Bouamatou, de l’allié intime à la conscience critique
Bien avant cette séparation, une autre amitié avait volé en éclats : celle entre Mohamed Ould Abdel Aziz et l’homme d’affaires Mohamed Ould Bouamatou. Financier respecté, mécène influent et ami de longue date, Bouamatou fut l’un des piliers économiques du pouvoir au lendemain du coup d’État de 2008. Ensemble, ils rêvaient de moderniser l’économie mauritanienne et d’en finir avec les vieux monopoles.
Mais l’entente se mua rapidement en défiance. Les divergences sur la gouvernance, la politique fiscale « politique des impôts », la transparence et la distribution du pouvoir économique creusèrent un fossé irréversible. Bouamatou prit le chemin de l’exil, d’où il mena une opposition discrète mais constante contre le système qu’il avait aidé à installer.
Aujourd’hui, de retour sur la scène nationale, il incarne pour beaucoup une figure de la réconciliation possible _ un acteur capable de peser sur la relance du dialogue et de l’investissement national.
Trois hommes, trois symboles d’une même transition
Les destins d’Aziz, Bouamatou et Ghazouani révèlent une vérité essentielle : la politique mauritanienne n’est pas figée, elle évolue par ruptures, rapprochements et reconfigurations.
Aziz reste le symbole d’une ère autoritaire et centralisée, marquée par la personnalisation du pouvoir. Bouamatou, celui du capital et du mécénat, incarne la modernité économique et la revendication d’une gouvernance plus ouverte. Ghazouani, enfin, s’impose comme l’artisan prudent d’une stabilité institutionnelle, misant sur le dialogue, la patience et la recherche du consensus.
Vers une réconciliation nationale ?

+++

D'après l'extrait fourni, à la suite de quel événement Bouamatou devint-il l'un des piliers économiques du pouvoir ? Les entrées ne servent pas pour cet exercice.

+++

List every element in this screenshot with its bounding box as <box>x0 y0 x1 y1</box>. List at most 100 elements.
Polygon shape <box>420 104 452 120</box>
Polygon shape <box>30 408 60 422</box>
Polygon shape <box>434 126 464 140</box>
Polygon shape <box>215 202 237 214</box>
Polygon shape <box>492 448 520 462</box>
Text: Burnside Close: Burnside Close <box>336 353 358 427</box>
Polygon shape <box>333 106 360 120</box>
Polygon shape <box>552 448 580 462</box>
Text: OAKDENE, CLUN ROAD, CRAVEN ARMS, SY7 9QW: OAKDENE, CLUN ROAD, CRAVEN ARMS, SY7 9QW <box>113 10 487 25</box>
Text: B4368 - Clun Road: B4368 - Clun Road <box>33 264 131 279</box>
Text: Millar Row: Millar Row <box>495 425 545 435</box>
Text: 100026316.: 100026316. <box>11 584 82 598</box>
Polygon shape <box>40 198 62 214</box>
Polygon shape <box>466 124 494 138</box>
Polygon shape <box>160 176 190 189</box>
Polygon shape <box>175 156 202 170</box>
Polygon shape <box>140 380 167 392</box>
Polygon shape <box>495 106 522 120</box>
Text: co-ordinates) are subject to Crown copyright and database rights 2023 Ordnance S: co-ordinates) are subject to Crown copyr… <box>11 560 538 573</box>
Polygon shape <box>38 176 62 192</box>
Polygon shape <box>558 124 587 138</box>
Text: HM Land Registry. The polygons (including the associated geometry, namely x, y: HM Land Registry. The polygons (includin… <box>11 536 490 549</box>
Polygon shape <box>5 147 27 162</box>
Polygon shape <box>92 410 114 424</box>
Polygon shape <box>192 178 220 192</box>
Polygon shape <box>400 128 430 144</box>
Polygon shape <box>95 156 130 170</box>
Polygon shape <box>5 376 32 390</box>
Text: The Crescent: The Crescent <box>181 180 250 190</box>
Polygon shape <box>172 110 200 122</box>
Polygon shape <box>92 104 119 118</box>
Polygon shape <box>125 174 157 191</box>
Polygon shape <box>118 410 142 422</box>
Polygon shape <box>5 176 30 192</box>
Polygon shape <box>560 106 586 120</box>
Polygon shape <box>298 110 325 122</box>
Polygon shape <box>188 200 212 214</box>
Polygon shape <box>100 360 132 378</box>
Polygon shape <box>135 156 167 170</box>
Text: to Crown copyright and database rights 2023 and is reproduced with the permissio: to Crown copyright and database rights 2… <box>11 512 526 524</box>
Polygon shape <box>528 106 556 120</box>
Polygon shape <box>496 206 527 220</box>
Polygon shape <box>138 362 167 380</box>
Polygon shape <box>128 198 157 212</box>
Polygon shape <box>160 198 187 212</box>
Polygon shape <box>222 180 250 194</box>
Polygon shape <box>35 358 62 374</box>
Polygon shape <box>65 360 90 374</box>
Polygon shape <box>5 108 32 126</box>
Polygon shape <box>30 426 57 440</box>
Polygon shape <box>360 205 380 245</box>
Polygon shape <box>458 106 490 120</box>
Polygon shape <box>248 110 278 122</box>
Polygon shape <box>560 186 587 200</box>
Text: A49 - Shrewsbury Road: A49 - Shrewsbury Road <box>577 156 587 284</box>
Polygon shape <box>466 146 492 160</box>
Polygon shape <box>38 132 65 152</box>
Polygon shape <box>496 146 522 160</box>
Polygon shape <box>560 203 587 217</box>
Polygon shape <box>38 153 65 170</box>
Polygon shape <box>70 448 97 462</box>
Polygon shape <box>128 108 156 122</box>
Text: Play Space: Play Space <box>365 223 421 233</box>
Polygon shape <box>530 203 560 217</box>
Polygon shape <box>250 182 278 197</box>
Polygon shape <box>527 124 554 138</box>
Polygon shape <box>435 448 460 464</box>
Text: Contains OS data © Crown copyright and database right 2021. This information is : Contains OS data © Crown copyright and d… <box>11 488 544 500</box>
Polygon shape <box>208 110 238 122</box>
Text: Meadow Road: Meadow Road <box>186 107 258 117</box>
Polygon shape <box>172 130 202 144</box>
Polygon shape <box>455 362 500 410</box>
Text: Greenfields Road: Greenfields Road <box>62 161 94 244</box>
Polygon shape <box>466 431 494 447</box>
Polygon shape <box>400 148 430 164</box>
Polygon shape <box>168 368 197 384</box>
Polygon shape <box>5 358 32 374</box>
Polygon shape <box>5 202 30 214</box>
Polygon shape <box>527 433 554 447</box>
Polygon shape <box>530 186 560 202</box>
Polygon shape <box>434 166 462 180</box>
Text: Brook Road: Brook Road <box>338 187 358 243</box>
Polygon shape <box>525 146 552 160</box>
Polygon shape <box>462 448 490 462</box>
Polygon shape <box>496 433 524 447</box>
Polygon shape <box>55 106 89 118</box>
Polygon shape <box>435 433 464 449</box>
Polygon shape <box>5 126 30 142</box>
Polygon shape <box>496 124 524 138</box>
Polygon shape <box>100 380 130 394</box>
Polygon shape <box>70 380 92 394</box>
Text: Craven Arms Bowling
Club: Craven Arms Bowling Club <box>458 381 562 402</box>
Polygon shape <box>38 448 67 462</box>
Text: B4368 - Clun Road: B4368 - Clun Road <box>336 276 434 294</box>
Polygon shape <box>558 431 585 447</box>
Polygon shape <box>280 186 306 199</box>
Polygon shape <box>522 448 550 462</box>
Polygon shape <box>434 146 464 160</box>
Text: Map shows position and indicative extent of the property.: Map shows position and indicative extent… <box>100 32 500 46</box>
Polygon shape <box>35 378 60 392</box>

+++

(Résultat de la tâche): Le coup d'État de 2008.